> [Task instructions]: Locate the lines of the listing below that hold "назад", then copy each of them.
----
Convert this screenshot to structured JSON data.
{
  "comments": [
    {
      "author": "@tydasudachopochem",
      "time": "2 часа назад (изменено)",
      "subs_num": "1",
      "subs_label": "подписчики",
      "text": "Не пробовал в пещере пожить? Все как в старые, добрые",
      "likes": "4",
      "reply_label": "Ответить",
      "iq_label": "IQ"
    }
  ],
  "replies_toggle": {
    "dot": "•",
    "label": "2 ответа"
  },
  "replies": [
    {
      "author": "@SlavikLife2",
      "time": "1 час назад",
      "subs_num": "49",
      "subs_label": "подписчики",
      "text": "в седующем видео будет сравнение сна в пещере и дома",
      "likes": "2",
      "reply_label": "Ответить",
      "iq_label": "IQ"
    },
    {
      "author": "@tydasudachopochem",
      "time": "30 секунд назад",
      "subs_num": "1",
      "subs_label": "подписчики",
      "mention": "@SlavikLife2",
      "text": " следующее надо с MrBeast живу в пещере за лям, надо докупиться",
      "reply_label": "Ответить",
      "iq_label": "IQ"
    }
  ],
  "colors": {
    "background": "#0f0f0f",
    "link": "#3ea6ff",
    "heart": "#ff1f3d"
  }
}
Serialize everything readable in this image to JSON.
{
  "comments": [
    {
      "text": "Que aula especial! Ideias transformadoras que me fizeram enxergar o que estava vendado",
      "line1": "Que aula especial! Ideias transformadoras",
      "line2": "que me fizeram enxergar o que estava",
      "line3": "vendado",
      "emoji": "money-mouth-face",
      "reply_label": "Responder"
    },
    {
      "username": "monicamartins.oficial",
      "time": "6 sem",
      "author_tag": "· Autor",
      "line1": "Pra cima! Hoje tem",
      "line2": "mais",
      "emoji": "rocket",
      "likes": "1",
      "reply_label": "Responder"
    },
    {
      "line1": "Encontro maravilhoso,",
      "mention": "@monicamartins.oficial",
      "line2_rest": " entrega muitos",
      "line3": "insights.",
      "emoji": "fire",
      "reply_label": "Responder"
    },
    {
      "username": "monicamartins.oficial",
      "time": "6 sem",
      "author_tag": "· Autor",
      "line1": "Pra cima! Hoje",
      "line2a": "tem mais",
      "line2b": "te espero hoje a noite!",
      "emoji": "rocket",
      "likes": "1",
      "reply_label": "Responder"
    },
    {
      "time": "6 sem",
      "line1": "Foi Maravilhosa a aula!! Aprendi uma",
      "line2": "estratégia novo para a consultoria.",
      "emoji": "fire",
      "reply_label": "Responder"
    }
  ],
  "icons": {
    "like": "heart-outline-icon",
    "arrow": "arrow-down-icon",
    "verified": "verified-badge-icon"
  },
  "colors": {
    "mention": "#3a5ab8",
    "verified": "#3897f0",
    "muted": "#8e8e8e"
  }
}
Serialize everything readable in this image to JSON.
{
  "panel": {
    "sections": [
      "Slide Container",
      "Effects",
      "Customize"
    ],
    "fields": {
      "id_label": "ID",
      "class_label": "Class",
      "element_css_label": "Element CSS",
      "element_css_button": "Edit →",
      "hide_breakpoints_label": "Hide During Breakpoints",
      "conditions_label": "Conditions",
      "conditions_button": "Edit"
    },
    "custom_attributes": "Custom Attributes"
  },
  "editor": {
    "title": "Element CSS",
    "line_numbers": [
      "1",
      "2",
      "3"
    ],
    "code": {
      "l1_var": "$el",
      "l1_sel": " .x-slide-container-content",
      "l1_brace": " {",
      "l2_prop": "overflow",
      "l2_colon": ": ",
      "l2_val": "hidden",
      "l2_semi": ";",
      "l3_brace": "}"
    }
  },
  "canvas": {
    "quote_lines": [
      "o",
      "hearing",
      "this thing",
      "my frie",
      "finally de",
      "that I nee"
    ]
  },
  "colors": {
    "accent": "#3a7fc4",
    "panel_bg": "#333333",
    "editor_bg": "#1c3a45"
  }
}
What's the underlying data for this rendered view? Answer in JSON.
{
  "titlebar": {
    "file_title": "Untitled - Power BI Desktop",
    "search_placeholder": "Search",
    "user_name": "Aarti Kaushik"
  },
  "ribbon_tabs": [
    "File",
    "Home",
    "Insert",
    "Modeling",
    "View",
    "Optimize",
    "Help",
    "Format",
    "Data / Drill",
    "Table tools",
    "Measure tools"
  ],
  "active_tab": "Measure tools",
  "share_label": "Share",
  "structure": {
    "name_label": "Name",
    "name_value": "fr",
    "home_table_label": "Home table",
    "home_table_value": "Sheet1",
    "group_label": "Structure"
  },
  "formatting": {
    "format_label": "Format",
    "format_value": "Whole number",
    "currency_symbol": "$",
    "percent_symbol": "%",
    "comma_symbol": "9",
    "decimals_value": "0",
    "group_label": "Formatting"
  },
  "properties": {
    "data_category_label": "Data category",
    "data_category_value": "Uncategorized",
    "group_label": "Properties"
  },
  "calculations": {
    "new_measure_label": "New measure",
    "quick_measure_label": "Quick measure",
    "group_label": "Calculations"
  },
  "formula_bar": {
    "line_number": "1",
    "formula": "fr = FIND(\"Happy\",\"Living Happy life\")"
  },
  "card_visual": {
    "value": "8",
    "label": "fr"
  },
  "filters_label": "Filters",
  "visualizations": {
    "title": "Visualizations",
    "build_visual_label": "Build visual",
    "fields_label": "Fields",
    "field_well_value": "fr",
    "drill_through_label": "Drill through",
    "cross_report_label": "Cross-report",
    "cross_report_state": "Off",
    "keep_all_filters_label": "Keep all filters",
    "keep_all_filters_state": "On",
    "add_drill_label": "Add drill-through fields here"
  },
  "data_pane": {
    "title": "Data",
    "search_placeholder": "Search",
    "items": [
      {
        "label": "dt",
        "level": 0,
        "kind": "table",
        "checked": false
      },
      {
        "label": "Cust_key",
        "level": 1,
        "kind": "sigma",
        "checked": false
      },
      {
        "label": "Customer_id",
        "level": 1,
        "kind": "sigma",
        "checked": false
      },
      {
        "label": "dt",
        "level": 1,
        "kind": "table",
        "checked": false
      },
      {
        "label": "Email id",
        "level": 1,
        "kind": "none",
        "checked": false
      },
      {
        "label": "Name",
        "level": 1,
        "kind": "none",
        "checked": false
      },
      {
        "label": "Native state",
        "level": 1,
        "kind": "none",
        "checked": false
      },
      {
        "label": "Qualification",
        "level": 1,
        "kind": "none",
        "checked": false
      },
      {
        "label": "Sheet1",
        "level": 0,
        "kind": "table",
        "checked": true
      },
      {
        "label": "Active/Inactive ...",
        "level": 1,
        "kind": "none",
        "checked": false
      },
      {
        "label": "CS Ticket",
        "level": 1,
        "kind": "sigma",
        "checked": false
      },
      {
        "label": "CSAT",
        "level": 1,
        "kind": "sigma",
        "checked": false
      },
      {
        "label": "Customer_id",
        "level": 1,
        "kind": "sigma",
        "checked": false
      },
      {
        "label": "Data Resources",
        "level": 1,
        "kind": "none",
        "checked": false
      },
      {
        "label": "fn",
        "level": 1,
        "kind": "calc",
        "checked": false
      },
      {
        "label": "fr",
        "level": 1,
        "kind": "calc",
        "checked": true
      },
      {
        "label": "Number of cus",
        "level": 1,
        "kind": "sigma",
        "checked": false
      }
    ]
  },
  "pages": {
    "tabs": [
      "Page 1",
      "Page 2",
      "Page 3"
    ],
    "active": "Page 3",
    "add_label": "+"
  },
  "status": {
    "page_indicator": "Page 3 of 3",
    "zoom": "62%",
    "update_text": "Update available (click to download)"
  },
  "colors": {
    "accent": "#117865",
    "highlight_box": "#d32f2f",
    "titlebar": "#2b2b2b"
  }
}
----
> [Correct result]:
      "time": "2 часа назад (изменено)",
      "time": "1 час назад",
      "time": "30 секунд назад",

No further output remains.